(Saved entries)
########################################

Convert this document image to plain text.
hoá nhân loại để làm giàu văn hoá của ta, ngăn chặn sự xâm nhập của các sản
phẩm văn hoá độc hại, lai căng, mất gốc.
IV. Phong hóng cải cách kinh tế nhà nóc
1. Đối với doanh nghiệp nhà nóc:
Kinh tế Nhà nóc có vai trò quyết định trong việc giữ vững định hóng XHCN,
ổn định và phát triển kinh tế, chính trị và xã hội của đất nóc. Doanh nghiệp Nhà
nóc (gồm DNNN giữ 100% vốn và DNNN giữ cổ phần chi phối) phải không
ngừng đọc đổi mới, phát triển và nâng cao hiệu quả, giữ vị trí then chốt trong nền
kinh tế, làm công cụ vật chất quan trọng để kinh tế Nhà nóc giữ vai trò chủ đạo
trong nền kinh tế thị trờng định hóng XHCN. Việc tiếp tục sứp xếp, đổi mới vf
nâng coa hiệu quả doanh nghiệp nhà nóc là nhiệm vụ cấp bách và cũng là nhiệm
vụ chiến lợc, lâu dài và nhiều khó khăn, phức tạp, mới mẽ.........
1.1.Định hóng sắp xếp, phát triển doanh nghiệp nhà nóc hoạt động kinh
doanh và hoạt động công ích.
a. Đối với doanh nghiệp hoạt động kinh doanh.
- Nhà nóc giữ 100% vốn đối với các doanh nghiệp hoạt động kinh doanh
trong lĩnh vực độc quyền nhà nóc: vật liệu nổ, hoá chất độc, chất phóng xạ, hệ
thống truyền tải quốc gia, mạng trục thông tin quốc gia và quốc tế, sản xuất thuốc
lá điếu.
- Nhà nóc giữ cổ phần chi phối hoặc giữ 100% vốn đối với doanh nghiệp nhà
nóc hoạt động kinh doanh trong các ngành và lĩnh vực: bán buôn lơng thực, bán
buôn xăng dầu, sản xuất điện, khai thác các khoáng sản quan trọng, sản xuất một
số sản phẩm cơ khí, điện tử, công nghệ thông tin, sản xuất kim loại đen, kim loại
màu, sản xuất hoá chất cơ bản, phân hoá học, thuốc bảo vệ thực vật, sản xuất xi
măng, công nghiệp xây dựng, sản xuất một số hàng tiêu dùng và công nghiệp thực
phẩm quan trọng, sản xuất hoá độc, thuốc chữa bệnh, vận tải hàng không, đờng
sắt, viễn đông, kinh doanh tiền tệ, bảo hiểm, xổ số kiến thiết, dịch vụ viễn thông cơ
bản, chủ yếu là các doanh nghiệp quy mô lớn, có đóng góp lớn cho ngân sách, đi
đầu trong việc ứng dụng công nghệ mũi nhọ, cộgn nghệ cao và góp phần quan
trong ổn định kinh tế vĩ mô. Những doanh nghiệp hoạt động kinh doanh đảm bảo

########################################

**To do**
In the entries above, find the lines containing the word "hàng" and say how many there are, with no other words.

**Written answer**
2